▼▼▼

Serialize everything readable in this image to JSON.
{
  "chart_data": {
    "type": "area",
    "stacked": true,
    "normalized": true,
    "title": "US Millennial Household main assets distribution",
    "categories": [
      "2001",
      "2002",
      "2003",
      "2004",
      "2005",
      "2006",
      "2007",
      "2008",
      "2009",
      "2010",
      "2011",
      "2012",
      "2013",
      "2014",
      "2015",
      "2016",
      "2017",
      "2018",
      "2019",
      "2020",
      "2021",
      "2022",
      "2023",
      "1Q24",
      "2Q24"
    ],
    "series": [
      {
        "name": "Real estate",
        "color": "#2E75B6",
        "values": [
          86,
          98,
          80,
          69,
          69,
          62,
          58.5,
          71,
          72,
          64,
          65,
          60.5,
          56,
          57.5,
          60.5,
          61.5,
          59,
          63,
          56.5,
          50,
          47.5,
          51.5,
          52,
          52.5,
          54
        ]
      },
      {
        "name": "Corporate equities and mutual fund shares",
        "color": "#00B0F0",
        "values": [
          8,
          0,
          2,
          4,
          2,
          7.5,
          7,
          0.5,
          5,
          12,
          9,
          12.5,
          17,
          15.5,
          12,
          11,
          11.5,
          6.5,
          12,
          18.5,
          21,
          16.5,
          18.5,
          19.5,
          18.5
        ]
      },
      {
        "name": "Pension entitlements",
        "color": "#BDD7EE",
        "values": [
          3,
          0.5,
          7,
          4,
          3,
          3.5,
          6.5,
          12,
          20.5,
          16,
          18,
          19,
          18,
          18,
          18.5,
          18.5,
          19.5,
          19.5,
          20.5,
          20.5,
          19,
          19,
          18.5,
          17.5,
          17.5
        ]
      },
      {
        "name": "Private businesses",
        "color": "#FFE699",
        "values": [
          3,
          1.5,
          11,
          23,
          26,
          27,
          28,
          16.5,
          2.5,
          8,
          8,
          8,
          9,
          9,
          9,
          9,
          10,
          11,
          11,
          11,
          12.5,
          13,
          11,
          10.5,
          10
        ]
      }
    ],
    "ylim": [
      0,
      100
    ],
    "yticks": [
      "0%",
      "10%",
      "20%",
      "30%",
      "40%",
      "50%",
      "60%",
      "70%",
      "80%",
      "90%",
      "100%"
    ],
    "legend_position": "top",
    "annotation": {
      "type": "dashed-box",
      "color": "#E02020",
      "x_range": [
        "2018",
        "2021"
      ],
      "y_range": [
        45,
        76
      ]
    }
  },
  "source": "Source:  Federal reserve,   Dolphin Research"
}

▲▲▲

**Brief:** Scan the entries above and work out how many lines include the word "name"; the reply is that number alone.

**Finished exercise:** 4